Problem to solve: Copy out the material below word for word, from its first line through the line containing "note-steps: +×+× <box>707 241 793 271</box>", both included.

Source material:

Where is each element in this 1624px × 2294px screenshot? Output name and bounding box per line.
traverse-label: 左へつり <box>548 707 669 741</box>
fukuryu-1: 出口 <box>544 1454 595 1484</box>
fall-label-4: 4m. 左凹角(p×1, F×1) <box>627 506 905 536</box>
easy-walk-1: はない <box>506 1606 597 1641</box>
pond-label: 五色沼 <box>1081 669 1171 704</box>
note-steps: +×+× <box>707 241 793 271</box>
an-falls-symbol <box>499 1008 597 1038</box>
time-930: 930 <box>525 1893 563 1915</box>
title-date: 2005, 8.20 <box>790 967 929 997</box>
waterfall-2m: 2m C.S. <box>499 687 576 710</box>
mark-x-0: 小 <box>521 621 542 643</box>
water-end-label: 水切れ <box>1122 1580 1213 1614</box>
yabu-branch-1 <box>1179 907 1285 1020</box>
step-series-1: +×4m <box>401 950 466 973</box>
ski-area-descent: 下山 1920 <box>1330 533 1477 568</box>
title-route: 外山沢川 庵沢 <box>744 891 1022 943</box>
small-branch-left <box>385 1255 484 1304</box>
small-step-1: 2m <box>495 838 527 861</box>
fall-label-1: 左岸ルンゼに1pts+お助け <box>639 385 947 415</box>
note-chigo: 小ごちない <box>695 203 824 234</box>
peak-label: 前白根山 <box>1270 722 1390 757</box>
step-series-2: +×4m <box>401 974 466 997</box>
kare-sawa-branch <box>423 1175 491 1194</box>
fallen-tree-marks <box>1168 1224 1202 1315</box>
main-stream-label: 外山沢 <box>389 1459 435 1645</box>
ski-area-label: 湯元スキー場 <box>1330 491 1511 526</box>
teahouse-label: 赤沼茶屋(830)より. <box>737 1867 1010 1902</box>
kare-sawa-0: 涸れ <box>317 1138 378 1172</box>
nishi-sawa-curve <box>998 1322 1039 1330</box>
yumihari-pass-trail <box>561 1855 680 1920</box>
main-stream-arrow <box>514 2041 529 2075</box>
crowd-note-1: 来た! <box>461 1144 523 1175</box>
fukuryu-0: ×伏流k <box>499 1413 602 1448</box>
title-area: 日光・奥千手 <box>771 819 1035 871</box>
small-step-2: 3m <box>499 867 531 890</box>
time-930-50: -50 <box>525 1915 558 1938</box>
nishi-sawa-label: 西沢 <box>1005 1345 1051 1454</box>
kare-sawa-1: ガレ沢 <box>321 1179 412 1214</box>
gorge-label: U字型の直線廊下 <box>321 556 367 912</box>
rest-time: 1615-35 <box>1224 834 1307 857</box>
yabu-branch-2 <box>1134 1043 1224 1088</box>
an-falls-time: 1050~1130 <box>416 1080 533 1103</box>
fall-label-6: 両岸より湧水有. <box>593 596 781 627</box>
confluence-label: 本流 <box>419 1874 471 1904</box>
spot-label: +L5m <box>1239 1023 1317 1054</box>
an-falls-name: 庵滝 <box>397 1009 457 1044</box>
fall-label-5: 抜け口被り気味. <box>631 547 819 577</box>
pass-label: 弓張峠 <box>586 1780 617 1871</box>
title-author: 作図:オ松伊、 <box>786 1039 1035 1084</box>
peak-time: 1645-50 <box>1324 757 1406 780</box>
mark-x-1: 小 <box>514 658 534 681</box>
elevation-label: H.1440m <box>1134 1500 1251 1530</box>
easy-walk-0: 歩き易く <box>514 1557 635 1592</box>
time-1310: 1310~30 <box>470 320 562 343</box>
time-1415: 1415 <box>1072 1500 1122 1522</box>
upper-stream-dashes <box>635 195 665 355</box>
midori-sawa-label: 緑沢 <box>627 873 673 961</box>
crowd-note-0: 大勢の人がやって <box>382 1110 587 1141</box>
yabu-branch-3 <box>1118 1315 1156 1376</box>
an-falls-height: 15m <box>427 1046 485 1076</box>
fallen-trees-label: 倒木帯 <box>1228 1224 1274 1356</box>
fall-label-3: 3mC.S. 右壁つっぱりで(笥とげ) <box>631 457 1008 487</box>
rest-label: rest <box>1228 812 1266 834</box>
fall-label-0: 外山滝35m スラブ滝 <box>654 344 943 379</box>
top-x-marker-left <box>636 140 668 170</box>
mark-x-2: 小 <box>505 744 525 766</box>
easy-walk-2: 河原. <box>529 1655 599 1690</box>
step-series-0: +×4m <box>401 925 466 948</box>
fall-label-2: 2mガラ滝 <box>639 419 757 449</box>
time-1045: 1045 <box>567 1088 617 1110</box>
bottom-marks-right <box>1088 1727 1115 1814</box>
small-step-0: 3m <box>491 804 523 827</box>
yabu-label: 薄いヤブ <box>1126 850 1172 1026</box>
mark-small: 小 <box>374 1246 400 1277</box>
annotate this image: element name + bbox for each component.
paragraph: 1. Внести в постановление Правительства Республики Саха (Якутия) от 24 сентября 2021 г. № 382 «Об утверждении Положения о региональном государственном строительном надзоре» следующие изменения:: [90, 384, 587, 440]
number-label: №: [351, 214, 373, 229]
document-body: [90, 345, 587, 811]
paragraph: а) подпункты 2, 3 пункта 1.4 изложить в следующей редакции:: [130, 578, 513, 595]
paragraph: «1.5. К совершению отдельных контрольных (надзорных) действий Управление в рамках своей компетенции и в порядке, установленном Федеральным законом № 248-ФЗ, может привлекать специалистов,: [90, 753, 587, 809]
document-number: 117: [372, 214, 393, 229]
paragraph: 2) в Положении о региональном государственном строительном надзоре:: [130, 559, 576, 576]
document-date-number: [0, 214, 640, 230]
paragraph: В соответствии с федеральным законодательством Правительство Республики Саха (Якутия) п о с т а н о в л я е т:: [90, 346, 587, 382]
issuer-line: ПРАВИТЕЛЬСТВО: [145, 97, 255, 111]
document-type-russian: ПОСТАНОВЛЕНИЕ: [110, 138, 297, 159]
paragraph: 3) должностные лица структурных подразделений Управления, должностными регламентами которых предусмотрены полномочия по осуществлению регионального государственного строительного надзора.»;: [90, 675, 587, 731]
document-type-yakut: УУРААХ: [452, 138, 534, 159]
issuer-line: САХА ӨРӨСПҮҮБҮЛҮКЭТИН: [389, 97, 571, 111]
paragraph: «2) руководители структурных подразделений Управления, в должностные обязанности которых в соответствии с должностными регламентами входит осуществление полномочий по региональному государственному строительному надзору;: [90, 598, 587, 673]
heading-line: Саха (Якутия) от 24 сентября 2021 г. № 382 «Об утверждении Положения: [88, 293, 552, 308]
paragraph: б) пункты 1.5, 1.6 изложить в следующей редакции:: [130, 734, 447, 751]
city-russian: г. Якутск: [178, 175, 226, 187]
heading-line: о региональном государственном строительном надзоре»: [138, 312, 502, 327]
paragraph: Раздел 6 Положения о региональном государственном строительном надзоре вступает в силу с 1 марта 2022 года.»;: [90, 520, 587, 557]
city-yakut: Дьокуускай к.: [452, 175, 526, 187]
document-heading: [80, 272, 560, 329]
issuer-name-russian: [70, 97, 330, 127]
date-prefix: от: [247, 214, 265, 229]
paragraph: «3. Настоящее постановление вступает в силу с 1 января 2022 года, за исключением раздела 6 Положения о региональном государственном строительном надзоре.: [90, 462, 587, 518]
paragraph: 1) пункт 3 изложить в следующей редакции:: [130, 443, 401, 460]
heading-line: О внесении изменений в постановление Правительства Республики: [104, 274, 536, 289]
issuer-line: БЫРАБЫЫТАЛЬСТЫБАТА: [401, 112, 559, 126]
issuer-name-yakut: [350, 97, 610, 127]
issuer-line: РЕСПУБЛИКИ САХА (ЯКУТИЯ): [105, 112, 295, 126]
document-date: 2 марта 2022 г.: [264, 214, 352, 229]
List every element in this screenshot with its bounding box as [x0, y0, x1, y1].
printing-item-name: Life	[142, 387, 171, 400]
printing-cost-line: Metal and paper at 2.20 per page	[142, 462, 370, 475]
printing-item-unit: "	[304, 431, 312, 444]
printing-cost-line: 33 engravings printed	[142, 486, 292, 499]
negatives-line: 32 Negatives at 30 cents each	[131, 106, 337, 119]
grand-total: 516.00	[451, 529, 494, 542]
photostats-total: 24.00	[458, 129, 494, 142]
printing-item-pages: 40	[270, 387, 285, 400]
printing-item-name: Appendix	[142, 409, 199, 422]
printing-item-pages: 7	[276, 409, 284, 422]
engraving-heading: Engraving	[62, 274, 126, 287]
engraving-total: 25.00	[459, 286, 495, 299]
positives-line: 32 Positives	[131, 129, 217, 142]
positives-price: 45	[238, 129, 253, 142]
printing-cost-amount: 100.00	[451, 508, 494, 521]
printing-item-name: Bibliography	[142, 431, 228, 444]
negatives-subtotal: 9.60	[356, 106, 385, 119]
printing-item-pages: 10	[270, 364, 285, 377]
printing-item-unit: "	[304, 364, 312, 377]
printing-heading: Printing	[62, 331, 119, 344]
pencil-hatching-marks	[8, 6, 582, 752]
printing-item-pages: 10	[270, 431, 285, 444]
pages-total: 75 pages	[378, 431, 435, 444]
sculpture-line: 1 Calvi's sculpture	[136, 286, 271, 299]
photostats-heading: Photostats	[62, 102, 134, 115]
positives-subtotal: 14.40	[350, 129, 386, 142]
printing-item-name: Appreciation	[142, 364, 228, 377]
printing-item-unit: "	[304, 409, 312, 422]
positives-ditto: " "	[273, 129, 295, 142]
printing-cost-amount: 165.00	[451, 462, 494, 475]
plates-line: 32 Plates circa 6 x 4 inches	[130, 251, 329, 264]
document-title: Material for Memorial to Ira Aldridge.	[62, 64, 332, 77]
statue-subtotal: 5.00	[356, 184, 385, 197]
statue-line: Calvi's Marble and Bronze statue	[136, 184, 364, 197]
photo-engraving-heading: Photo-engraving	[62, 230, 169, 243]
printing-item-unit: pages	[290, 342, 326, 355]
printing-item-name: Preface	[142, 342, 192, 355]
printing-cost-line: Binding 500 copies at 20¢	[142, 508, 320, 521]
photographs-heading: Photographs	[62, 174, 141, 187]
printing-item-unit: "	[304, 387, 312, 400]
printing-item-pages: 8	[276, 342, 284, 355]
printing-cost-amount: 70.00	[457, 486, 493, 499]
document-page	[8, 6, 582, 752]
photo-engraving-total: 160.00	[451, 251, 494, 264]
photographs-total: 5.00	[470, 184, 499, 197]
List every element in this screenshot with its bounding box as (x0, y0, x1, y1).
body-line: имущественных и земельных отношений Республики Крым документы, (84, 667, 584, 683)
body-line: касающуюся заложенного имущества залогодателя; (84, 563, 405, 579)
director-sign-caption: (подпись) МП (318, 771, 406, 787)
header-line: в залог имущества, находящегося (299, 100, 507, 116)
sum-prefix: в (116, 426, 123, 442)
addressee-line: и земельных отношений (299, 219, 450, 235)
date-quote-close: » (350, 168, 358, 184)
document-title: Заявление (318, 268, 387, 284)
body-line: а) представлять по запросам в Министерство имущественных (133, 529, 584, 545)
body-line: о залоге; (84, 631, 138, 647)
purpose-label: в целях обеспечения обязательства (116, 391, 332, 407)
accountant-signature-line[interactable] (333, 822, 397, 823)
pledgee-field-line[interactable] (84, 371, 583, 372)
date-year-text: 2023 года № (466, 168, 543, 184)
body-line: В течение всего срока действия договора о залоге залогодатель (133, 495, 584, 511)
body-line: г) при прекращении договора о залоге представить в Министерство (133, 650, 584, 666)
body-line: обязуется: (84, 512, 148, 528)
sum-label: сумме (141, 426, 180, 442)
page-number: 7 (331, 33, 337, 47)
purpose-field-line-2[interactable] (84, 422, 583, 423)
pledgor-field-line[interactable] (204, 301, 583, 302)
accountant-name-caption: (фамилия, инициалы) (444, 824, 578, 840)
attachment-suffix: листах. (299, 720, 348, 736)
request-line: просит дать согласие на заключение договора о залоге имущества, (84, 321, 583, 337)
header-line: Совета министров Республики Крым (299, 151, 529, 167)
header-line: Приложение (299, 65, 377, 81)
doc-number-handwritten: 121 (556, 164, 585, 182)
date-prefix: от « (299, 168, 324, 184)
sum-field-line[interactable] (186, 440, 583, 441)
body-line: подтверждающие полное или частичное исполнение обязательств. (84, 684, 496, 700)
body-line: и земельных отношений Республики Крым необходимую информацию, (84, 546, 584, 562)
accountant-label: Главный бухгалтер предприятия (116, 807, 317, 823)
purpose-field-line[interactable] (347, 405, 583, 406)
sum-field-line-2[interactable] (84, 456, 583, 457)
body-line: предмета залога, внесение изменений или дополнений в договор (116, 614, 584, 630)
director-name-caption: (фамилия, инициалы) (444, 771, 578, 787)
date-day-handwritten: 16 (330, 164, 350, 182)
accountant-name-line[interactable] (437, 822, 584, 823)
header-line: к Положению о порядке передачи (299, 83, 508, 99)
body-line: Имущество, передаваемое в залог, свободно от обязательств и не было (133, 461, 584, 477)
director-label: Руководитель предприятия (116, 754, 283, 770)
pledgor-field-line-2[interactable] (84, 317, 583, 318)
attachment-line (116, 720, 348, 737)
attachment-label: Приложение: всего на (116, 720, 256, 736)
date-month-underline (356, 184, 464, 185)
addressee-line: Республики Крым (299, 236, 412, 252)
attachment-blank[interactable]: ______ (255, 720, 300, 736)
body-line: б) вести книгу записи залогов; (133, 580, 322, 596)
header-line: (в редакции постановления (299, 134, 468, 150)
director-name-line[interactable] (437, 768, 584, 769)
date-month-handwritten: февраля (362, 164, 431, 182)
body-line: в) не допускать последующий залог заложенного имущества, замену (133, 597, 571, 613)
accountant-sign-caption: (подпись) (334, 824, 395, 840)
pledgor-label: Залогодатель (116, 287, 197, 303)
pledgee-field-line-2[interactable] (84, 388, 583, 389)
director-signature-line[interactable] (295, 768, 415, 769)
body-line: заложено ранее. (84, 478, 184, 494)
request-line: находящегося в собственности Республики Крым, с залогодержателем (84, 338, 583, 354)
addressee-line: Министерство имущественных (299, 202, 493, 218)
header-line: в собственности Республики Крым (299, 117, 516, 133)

Written reply:
Where is each element in this 1624px × 2294px screenshot? Output name and bounding box per line.
traverse-label: 左へつり <box>548 707 669 741</box>
fukuryu-1: 出口 <box>544 1454 595 1484</box>
fall-label-4: 4m. 左凹角(p×1, F×1) <box>627 506 905 536</box>
easy-walk-1: はない <box>506 1606 597 1641</box>
pond-label: 五色沼 <box>1081 669 1171 704</box>
note-steps: +×+× <box>707 241 793 271</box>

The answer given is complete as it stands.